**Records from a collection:**
※ ※ ※

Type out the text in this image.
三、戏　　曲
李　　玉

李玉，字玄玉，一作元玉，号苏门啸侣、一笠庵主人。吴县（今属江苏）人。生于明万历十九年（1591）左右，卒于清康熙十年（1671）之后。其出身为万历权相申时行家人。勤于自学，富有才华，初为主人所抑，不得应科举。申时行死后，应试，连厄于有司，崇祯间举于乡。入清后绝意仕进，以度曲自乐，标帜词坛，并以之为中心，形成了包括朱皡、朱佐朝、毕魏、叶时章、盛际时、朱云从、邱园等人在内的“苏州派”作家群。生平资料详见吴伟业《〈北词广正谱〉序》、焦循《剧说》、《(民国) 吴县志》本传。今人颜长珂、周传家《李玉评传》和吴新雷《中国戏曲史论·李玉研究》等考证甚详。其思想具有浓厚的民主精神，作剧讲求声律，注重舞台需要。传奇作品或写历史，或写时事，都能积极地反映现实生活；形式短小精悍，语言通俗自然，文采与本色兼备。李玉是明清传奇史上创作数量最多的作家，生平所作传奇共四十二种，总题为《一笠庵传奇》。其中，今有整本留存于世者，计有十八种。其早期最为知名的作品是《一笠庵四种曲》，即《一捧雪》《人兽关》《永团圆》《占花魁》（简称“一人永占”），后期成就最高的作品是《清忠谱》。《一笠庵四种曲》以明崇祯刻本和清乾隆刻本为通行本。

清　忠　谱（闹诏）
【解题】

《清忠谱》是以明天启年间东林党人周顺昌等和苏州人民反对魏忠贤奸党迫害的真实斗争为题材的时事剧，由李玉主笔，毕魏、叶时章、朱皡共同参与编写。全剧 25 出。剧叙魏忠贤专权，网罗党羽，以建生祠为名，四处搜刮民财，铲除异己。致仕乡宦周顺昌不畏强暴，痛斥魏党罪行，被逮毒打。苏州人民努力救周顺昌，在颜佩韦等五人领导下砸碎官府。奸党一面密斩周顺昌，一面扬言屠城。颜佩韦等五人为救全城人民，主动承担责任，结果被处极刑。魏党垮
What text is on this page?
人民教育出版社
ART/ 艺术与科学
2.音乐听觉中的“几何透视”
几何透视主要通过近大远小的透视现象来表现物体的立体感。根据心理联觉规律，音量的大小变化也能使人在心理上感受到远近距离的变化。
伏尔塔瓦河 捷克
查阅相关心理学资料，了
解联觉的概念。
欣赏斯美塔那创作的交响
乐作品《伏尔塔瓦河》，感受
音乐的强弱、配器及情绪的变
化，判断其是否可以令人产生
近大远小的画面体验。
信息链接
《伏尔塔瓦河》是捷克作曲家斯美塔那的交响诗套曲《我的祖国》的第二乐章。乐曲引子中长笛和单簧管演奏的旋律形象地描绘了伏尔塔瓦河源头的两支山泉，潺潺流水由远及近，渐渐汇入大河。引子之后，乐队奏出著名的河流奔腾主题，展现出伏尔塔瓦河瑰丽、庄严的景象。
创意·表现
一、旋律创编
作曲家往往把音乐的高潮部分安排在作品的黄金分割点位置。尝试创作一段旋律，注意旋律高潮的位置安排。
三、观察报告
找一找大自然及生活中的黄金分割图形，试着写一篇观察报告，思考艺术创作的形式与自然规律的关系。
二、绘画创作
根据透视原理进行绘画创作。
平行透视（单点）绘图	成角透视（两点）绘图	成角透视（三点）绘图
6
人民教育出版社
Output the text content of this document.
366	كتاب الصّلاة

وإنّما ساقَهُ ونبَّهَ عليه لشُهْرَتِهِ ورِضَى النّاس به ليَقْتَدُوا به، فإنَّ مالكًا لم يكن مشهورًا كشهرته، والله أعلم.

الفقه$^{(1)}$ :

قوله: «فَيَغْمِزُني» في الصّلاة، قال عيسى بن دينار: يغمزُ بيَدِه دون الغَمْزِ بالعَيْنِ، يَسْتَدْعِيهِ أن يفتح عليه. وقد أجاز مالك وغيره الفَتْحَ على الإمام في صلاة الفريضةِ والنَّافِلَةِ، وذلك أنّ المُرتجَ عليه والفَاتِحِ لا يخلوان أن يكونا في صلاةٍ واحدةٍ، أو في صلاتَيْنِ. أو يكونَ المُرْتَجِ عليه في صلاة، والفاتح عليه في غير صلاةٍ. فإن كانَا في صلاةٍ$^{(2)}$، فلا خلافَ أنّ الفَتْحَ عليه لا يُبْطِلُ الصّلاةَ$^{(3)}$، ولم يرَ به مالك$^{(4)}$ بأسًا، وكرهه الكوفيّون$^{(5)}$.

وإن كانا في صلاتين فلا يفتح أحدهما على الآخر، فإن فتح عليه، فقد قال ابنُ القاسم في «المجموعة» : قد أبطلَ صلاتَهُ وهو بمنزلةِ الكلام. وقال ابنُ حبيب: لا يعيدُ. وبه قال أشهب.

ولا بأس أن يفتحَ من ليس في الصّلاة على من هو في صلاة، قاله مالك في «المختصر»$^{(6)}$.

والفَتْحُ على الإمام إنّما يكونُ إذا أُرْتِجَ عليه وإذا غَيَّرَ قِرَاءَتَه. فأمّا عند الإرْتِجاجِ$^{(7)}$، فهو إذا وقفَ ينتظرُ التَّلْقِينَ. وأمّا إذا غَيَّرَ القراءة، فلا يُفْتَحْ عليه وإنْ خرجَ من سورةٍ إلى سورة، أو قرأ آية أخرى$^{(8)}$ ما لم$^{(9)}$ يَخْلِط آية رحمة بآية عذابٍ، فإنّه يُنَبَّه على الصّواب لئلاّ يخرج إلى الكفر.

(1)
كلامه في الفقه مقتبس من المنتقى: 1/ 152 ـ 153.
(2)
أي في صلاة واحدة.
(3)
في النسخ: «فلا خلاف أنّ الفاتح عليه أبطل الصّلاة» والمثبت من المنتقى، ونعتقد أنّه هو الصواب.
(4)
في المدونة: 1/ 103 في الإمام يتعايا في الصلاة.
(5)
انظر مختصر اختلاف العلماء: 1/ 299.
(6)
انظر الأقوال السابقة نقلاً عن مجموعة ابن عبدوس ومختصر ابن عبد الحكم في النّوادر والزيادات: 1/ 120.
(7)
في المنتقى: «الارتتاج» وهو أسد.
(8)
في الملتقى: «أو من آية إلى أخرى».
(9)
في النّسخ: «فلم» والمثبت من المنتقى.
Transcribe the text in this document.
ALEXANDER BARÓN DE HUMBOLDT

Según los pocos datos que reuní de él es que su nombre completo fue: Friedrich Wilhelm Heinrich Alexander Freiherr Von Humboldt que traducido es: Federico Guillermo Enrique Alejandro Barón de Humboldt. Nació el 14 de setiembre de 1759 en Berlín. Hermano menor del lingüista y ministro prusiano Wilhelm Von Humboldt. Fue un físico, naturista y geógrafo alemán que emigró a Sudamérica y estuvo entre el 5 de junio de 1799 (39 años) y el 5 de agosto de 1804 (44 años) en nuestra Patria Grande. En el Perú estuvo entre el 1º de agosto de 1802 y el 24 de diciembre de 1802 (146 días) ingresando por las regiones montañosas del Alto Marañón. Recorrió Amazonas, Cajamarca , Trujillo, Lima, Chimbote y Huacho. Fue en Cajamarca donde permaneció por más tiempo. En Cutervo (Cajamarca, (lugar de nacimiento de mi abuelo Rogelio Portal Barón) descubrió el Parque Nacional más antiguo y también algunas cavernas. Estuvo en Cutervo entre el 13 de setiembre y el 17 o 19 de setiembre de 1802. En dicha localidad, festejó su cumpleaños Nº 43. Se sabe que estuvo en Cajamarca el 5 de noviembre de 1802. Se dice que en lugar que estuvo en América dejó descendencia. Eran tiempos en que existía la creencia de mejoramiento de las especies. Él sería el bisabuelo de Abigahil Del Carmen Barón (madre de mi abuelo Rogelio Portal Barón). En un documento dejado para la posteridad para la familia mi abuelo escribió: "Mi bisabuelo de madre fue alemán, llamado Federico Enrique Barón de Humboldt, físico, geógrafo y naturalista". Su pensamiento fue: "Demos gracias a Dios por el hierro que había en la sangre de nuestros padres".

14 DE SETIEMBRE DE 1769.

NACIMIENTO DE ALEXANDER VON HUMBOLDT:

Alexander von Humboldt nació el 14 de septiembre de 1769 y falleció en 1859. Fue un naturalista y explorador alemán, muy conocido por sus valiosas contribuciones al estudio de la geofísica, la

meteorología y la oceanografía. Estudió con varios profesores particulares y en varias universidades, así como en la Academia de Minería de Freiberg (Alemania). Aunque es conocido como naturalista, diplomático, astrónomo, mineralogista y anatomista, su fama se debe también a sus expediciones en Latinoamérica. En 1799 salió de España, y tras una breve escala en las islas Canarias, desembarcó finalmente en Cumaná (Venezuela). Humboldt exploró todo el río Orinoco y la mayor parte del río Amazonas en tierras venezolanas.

※ ※ ※

Copy down every line of the material above that includes the string "conocido".

**The solution:**
Alexander von Humboldt nació el 14 de septiembre de 1769 y falleció en 1859. Fue un naturalista y explorador alemán, muy conocido por sus valiosas contribuciones al estudio de la geofísica, la
meteorología y la oceanografía. Estudió con varios profesores particulares y en varias universidades, así como en la Academia de Minería de Freiberg (Alemania). Aunque es conocido como naturalista, diplomático, astrónomo, mineralogista y anatomista, su fama se debe también a sus expediciones en Latinoamérica. En 1799 salió de España, y tras una breve escala en las islas Canarias, desembarcó finalmente en Cumaná (Venezuela). Humboldt exploró todo el río Orinoco y la mayor parte del río Amazonas en tierras venezolanas.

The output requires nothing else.